Rows from a dataset
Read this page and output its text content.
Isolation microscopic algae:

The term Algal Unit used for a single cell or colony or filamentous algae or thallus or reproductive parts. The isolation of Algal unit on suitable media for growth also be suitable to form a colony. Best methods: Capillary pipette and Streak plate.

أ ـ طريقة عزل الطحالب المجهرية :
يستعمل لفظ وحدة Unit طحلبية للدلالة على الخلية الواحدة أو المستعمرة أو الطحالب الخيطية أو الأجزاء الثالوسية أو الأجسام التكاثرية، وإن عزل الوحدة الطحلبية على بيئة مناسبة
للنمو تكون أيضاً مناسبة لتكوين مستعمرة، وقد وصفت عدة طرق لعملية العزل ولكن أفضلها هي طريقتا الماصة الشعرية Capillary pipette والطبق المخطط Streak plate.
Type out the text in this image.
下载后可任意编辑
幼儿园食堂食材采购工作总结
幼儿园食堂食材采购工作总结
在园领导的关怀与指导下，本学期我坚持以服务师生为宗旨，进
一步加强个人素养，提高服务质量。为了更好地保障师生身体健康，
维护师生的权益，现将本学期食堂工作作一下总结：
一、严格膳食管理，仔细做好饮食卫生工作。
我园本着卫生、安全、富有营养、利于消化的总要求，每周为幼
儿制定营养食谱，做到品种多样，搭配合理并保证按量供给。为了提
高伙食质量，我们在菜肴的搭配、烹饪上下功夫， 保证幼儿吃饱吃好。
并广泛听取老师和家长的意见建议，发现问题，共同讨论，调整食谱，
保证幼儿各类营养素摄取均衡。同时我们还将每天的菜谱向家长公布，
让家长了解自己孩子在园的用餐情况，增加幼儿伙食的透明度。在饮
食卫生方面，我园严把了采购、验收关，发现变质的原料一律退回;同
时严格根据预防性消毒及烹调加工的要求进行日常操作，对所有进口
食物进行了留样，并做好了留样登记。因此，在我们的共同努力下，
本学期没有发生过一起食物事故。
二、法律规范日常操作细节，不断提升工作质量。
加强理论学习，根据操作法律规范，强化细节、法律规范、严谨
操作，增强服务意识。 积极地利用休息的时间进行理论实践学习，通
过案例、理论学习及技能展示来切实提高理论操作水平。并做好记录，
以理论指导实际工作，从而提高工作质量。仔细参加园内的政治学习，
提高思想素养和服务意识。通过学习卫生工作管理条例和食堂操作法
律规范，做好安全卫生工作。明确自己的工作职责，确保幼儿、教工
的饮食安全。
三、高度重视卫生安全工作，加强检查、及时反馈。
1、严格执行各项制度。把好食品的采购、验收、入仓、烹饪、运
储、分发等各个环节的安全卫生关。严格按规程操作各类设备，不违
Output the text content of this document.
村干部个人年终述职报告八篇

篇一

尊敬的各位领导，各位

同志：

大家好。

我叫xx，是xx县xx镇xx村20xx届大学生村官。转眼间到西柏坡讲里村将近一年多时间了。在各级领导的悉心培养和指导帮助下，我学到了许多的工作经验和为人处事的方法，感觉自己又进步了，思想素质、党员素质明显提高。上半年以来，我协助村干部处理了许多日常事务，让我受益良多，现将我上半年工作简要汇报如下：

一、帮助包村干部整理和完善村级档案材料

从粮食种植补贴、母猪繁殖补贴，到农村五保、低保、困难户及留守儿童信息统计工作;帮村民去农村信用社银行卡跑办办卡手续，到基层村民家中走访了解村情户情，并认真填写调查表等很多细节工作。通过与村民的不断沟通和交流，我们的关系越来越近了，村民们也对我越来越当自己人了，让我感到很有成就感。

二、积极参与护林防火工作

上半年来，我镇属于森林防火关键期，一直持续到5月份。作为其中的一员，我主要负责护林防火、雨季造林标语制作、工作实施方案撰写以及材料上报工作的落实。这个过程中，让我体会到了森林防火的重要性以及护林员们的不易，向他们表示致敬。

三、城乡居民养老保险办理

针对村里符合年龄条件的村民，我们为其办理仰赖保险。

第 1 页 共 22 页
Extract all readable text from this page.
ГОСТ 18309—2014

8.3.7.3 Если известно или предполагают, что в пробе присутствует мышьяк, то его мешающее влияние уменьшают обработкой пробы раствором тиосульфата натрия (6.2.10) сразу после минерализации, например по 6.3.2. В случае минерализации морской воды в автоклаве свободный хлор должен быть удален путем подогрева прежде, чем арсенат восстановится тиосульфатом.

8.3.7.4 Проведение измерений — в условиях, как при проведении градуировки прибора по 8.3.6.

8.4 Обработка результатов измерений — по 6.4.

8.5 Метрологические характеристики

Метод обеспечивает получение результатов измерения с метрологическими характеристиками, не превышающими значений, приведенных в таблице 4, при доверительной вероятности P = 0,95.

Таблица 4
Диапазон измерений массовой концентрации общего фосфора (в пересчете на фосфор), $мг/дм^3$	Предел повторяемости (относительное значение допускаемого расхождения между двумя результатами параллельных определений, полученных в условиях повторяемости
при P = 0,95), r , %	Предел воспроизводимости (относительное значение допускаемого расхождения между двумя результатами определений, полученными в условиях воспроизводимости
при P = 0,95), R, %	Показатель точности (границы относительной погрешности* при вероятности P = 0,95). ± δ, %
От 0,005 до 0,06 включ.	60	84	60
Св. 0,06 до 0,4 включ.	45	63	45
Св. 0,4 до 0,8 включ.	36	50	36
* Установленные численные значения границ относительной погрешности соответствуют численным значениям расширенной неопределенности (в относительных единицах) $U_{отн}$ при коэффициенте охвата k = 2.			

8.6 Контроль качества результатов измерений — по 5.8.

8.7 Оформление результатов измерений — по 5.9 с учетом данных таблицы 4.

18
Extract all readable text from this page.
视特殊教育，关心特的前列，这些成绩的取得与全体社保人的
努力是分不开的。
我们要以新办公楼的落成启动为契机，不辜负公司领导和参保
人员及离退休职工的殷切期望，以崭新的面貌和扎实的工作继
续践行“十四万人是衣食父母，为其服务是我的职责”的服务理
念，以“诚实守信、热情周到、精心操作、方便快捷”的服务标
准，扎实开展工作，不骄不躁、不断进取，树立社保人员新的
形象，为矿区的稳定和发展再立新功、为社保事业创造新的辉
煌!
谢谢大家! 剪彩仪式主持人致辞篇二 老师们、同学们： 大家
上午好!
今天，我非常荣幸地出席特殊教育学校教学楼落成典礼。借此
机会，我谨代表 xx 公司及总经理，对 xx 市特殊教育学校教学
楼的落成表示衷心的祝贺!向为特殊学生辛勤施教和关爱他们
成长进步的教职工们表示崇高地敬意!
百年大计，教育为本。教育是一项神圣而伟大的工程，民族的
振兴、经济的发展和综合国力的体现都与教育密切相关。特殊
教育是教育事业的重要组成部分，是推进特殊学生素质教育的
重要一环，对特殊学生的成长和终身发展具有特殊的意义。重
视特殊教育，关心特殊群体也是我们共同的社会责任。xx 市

• [Directions for this task] Copy out all lines from the material above that contain the string "результатами".

• [Task result]
Диапазон измерений массовой концентрации общего фосфора (в пересчете на фосфор), $мг/дм^3$	Предел повторяемости (относительное значение допускаемого расхождения между двумя результатами параллельных определений, полученных в условиях повторяемости
при P = 0,95), r , %	Предел воспроизводимости (относительное значение допускаемого расхождения между двумя результатами определений, полученными в условиях воспроизводимости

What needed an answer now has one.